┌──
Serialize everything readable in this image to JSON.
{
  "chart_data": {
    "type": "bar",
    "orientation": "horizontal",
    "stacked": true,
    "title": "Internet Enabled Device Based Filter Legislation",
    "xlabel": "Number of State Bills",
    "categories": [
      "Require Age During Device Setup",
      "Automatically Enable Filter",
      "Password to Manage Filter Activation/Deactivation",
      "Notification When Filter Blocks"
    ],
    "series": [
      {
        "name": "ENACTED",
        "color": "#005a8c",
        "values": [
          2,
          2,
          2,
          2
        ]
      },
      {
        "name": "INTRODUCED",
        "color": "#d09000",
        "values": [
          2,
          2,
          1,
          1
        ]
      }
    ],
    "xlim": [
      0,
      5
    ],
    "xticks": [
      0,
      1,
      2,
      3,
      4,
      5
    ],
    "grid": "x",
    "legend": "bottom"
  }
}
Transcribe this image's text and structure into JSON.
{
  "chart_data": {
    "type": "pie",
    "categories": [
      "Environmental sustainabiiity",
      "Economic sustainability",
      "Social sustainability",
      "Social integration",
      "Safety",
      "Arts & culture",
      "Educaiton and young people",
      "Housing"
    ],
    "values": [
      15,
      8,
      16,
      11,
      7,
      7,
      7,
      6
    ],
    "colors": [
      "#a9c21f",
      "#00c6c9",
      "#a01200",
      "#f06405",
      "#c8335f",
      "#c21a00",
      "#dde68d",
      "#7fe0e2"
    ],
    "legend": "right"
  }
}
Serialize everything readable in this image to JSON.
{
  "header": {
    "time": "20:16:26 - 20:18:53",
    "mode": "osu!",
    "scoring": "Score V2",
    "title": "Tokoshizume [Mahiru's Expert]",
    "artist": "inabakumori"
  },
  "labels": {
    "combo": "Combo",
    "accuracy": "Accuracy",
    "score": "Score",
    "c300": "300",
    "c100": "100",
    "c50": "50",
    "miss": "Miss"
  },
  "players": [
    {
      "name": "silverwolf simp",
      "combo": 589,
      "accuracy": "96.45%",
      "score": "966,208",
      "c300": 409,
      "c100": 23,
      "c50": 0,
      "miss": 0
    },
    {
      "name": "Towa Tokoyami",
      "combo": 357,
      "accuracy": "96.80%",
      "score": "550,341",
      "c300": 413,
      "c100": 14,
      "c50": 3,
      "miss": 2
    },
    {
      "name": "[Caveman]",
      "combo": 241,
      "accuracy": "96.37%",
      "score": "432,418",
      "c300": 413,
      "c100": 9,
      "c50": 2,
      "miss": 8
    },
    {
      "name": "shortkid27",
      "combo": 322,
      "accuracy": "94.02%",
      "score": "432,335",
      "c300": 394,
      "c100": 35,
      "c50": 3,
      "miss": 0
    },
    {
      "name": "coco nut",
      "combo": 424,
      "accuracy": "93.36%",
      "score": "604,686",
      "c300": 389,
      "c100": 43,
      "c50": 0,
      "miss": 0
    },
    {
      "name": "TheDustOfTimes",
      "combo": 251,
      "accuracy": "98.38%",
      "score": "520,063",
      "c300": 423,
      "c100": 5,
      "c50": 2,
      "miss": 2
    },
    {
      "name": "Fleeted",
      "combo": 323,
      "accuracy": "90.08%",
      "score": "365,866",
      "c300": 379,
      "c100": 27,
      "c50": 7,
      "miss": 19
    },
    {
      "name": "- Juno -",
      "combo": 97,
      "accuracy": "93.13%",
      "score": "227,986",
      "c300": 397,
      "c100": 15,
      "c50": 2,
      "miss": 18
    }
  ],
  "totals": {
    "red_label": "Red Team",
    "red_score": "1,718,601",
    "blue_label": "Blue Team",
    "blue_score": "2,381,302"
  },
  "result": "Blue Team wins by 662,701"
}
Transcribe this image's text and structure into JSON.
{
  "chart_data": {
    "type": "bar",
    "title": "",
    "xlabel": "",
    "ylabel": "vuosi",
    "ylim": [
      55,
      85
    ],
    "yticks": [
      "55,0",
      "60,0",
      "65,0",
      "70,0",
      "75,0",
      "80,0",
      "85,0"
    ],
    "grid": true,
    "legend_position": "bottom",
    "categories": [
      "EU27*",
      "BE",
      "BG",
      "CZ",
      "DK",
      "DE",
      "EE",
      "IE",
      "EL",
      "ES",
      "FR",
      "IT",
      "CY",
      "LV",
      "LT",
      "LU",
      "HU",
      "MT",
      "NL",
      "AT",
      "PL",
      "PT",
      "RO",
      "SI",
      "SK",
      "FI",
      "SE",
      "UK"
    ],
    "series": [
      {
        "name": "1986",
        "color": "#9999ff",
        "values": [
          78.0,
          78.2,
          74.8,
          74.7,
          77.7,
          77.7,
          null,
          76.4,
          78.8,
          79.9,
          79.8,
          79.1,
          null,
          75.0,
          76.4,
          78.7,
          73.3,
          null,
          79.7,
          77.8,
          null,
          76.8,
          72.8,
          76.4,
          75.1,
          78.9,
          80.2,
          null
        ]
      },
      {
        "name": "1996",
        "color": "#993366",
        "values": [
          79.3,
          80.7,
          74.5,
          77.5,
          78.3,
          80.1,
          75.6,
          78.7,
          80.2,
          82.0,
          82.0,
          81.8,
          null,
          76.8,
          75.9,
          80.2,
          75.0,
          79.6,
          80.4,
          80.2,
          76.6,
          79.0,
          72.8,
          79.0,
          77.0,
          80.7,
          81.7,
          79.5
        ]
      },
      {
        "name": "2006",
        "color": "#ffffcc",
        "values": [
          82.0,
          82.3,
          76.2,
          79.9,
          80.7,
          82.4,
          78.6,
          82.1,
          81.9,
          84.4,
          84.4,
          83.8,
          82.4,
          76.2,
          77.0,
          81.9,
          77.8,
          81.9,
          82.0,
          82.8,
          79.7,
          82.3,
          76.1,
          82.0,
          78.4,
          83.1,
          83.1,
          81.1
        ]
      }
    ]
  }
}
└──
STATED TASK:
Each line above that holds the string "Device" should be copied and shown.

SOLUTION TO THIS TASK:
    "title": "Internet Enabled Device Based Filter Legislation",
      "Require Age During Device Setup",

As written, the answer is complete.